Records to process >>

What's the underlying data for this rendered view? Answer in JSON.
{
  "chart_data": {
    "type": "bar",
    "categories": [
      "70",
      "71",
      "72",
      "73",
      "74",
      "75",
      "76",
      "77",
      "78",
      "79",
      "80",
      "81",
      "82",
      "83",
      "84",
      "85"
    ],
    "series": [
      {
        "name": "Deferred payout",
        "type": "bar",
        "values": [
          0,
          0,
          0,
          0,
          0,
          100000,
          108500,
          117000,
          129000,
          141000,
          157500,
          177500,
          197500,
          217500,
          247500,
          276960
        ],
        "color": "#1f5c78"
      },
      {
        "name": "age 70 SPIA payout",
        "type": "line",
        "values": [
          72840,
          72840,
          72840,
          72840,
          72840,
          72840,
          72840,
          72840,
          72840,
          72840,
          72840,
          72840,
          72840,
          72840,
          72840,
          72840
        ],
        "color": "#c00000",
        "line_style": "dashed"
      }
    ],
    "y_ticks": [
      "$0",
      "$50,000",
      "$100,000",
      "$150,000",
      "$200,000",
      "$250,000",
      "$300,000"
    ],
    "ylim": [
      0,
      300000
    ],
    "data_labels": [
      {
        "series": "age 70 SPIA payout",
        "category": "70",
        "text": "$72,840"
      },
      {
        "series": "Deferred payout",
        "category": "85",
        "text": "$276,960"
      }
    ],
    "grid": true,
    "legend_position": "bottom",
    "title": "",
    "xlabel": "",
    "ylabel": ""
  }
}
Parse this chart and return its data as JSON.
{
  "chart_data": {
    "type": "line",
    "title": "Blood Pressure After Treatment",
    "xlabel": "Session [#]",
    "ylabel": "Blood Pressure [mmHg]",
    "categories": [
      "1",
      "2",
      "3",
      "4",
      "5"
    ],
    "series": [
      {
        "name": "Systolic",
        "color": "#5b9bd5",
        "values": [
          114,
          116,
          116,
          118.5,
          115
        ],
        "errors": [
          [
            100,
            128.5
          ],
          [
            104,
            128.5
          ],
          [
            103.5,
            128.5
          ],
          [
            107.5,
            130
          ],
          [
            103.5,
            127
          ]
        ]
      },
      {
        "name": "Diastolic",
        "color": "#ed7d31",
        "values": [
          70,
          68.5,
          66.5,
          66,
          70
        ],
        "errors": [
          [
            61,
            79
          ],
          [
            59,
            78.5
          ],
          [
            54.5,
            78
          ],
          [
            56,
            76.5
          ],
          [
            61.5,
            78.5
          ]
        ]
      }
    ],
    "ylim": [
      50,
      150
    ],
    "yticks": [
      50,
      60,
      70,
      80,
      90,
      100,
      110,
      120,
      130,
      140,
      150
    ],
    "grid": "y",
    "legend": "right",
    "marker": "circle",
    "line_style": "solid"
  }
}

What needs to be done >> Where a line holds "title", copy it out.

Problem solution >>
    "title": "",
    "title": "Blood Pressure After Treatment",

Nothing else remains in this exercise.